- **Task description**:
Return each line of the records holding the string "JSON".

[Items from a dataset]
--------------------------------------------------
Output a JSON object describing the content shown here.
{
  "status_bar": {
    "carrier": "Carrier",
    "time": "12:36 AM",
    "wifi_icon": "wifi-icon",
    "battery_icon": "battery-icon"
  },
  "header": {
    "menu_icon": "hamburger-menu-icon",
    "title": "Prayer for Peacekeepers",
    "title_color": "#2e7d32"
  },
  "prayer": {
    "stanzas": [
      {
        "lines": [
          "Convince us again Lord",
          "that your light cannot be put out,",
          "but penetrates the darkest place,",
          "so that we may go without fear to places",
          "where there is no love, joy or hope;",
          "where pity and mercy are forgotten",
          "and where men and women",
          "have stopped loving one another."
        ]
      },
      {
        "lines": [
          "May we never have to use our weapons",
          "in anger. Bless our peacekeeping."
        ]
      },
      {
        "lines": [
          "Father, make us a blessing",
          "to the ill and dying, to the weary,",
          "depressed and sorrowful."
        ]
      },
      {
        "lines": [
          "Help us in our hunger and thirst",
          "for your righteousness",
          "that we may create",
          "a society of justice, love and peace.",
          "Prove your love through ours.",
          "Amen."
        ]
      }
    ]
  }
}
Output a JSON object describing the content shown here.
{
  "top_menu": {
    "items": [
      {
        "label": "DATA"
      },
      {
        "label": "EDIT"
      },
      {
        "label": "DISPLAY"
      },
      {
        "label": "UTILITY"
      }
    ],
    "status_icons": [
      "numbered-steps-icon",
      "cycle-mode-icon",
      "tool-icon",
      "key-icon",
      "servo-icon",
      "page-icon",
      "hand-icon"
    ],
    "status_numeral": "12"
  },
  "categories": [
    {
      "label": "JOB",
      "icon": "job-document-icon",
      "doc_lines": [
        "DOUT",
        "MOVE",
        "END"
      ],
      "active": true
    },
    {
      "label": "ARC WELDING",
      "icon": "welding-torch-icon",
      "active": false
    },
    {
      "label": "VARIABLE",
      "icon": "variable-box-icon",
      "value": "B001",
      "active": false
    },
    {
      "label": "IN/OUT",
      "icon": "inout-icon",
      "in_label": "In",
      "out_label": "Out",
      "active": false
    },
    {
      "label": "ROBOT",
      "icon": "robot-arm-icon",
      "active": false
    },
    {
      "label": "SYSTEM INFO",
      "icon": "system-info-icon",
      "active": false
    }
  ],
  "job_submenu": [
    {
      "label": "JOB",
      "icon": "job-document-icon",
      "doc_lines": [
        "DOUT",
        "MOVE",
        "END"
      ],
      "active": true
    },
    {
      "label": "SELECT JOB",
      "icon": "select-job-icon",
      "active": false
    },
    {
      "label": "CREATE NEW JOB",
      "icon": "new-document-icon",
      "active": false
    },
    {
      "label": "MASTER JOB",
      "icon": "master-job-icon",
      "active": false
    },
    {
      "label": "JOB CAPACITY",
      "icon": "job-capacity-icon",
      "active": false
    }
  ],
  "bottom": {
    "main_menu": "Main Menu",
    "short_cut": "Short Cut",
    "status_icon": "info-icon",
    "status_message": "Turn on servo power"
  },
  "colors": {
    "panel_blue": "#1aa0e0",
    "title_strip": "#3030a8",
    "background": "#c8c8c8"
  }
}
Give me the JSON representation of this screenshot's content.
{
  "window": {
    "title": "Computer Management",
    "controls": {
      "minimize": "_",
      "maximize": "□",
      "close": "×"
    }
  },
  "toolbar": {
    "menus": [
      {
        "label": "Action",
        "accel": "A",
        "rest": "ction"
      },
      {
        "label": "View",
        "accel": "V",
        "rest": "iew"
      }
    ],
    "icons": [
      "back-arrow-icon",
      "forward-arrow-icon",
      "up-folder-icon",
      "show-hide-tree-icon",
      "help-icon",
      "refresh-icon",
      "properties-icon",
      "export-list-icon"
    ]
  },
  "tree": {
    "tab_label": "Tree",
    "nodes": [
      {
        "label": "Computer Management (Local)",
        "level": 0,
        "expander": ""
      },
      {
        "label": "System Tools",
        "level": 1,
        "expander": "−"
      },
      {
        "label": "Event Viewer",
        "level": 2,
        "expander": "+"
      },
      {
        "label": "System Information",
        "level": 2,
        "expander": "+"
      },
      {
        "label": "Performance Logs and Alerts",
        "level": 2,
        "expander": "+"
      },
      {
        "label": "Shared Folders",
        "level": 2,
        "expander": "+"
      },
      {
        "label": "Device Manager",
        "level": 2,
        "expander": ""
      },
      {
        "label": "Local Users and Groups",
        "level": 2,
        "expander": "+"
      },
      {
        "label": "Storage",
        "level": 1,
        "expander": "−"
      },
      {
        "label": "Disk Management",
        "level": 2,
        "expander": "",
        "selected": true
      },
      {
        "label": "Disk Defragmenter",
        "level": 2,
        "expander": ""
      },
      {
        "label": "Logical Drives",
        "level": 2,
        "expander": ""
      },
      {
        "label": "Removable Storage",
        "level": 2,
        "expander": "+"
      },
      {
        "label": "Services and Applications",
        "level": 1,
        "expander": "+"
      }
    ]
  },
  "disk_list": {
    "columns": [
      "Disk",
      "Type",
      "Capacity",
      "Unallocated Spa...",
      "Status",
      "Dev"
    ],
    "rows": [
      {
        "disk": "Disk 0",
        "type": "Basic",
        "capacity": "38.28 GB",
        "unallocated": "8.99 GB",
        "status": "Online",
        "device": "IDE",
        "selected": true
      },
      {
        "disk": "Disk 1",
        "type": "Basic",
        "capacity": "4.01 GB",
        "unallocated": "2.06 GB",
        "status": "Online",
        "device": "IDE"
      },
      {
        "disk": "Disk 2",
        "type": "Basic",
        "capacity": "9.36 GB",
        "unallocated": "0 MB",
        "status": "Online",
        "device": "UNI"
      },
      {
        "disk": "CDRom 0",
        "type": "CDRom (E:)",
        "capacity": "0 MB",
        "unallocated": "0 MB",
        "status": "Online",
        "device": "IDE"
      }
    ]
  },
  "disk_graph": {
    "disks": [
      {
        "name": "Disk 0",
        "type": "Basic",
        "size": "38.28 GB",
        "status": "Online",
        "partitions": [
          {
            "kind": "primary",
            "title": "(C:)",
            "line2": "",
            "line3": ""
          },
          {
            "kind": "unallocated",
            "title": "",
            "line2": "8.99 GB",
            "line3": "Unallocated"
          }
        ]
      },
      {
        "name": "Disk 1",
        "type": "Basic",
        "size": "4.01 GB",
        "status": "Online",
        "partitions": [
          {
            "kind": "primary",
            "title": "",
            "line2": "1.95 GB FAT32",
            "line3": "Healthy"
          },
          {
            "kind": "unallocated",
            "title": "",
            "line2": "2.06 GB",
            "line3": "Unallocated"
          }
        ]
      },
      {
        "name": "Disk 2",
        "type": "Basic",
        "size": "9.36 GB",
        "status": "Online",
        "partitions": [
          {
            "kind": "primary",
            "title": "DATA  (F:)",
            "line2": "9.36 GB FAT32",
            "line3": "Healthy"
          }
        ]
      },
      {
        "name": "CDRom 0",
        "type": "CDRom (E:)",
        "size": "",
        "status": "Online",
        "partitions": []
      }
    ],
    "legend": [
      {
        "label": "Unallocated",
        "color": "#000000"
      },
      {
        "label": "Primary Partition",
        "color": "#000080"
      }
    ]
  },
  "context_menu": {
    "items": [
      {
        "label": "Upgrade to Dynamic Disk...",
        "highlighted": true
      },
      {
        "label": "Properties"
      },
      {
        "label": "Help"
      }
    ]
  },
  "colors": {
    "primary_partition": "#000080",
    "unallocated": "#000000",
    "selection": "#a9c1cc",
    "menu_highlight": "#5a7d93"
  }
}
--------------------------------------------------
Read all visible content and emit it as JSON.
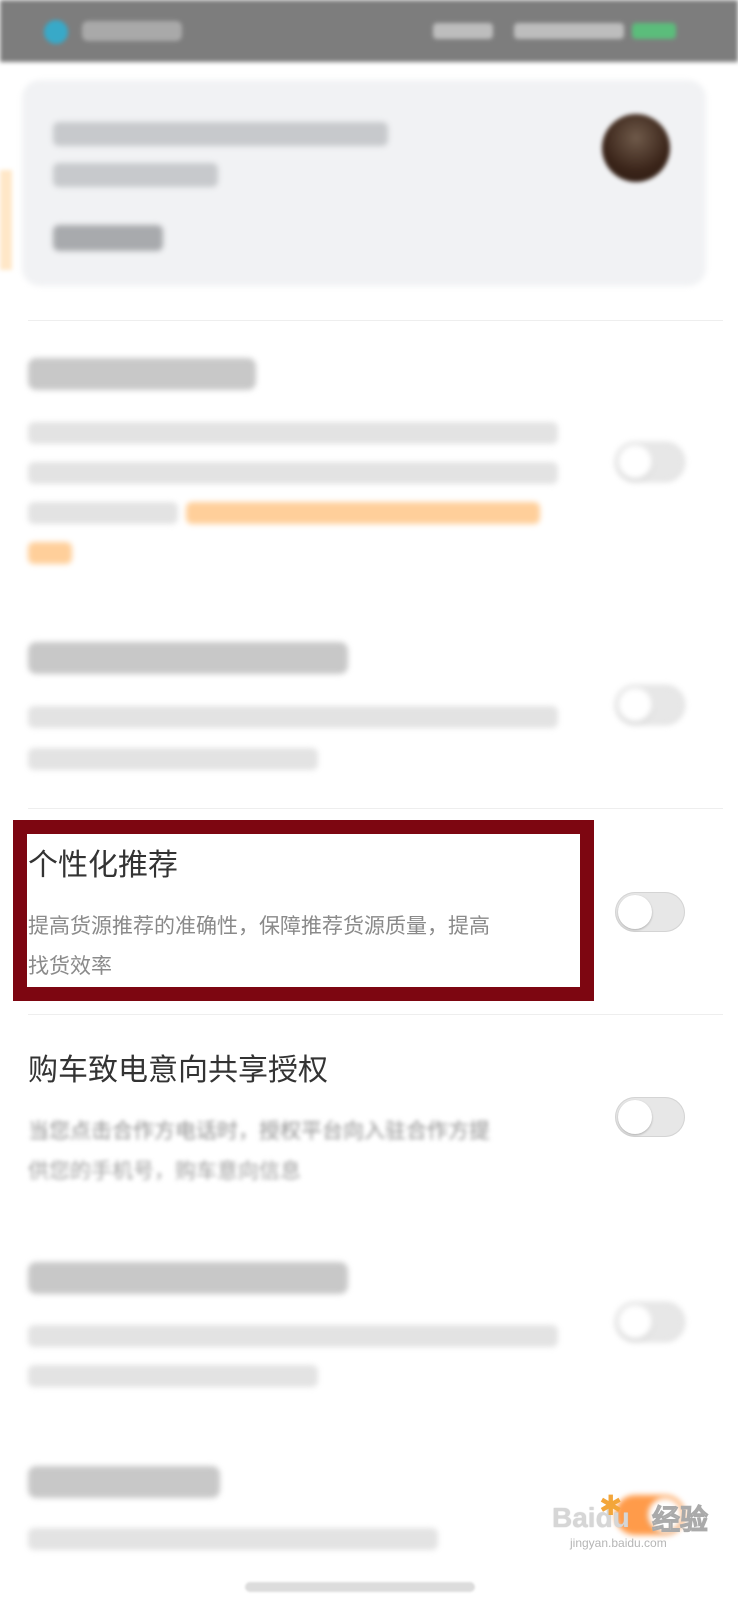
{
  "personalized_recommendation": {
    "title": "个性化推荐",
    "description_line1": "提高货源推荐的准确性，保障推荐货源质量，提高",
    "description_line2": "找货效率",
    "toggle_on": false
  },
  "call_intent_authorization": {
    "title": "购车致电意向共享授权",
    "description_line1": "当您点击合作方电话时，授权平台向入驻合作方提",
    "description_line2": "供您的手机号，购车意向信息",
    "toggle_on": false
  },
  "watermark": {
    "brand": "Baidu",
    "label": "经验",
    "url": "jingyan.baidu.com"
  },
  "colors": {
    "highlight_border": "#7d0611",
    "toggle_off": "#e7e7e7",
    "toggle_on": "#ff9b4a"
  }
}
--------------------------------------------------
- **Exercise response**:
Output a JSON object describing the content shown here.
Output a JSON object describing the content shown here.
Give me the JSON representation of this screenshot's content.
Read all visible content and emit it as JSON.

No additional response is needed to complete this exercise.